[Collected data]
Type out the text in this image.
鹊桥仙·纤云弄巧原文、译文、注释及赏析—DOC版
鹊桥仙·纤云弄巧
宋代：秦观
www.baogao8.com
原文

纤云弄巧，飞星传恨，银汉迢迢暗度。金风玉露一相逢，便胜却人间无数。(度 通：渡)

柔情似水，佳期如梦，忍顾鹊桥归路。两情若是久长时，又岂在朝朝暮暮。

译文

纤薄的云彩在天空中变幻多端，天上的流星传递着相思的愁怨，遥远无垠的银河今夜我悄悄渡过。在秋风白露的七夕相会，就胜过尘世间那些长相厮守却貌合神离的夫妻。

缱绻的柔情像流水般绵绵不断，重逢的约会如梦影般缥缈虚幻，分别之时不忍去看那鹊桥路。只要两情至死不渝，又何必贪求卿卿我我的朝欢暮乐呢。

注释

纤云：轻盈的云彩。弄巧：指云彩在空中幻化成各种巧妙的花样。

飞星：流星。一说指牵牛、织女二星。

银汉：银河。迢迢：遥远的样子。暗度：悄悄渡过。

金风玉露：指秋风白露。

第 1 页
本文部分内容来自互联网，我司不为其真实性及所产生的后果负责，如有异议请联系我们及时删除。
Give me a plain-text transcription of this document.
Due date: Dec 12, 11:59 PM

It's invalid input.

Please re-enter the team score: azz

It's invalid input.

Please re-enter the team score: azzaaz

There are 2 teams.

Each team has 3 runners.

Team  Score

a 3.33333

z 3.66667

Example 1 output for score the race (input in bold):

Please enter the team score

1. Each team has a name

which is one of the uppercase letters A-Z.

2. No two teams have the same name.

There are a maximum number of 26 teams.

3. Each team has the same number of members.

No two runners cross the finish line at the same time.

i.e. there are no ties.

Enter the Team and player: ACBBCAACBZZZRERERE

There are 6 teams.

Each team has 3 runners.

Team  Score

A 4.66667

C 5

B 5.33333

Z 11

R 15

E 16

## Objective:
Look above for every line with the word "teams" and copy it.

## Solution:
There are 2 teams.
2. No two teams have the same name.
There are a maximum number of 26 teams.
There are 6 teams.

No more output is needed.